#### [RECORDS SHOWN]
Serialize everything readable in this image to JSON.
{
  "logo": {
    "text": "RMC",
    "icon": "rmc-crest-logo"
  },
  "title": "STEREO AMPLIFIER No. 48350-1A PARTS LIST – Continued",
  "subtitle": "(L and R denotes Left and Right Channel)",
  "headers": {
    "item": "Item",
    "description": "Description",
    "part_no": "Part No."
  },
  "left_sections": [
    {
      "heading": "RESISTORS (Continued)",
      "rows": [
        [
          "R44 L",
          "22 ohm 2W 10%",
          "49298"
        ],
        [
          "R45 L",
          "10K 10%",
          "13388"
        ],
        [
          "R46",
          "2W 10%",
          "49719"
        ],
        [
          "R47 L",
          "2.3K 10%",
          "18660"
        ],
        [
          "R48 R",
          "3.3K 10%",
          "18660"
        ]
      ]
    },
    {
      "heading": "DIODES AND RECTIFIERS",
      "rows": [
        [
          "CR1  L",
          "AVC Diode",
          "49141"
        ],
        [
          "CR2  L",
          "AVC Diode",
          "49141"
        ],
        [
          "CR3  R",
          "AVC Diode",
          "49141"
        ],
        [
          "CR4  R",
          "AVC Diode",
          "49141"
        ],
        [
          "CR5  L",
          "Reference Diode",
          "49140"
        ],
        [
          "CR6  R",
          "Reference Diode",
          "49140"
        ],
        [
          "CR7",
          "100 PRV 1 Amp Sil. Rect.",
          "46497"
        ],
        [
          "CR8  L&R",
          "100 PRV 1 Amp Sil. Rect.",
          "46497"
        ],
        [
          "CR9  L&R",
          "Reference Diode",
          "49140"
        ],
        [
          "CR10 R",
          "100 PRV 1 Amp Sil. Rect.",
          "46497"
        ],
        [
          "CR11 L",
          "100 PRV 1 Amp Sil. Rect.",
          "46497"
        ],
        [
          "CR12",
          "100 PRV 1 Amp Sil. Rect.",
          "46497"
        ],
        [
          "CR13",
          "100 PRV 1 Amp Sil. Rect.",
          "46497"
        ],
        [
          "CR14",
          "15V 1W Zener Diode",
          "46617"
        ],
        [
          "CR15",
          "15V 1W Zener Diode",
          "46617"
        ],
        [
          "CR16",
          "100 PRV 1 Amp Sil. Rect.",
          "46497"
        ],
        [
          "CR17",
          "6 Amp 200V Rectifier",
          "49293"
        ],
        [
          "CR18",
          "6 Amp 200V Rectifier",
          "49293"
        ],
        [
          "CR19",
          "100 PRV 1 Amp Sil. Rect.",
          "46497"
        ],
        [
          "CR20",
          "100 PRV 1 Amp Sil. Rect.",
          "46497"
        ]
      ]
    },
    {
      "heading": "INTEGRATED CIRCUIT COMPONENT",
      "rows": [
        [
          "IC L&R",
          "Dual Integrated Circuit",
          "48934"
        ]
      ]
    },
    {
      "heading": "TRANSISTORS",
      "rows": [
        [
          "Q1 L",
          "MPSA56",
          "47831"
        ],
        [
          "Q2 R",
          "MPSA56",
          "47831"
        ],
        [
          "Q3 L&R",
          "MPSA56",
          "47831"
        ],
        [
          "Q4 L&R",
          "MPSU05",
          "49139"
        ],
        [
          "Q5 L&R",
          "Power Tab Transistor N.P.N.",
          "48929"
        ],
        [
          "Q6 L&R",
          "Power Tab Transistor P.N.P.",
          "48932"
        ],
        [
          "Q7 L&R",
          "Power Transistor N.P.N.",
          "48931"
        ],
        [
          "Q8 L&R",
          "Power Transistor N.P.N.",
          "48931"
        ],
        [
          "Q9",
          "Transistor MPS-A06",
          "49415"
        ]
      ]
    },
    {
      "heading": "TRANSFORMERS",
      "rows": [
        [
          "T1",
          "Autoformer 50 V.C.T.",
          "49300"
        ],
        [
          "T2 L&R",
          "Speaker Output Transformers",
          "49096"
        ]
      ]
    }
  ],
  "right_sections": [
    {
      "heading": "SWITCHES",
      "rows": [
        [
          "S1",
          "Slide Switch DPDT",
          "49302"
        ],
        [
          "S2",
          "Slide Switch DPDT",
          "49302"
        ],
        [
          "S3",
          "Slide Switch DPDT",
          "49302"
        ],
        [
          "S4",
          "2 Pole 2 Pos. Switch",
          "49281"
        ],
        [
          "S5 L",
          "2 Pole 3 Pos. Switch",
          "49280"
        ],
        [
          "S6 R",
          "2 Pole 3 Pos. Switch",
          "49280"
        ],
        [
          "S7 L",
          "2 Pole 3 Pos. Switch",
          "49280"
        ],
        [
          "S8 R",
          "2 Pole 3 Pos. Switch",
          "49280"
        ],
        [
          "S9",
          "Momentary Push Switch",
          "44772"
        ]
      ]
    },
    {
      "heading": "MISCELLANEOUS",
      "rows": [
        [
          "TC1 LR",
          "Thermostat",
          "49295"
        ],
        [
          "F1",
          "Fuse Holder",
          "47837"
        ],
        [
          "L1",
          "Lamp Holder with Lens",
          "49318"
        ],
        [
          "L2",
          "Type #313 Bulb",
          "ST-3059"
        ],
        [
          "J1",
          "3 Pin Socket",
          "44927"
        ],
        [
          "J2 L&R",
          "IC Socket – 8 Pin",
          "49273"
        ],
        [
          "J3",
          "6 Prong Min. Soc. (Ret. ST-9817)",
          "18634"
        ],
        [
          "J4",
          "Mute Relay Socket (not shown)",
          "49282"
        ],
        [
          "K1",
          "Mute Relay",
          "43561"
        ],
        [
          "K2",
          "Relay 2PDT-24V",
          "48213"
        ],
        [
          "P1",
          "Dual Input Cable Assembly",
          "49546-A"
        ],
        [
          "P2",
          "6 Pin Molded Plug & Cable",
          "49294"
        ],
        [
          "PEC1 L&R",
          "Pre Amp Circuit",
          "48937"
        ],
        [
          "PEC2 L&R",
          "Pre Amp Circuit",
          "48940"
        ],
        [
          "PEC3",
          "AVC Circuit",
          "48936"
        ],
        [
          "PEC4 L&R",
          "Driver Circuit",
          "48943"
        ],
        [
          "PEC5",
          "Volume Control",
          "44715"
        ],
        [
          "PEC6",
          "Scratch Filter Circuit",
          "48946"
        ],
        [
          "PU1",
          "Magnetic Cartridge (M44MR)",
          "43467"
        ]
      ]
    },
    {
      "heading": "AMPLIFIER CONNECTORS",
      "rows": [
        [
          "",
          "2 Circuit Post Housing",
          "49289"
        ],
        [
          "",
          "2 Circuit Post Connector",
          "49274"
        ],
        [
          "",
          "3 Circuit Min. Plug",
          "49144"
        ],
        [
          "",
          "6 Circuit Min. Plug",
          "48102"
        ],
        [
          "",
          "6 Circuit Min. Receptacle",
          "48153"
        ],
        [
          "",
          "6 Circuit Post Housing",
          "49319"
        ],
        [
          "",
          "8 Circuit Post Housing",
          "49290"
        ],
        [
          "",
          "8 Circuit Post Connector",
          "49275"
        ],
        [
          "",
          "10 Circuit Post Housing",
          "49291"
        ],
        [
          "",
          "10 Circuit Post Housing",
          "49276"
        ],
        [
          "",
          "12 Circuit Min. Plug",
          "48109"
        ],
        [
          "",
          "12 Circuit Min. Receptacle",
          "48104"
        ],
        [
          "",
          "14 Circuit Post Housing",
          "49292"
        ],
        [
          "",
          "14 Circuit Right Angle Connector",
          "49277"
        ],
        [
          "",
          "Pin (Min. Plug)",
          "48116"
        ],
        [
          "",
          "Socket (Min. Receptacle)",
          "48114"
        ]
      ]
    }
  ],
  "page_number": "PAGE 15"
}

#### [AIM]
Identify all lines where the word "Mute" shows up. Copy them.

#### [REPLY]
          "Mute Relay Socket (not shown)",
          "Mute Relay",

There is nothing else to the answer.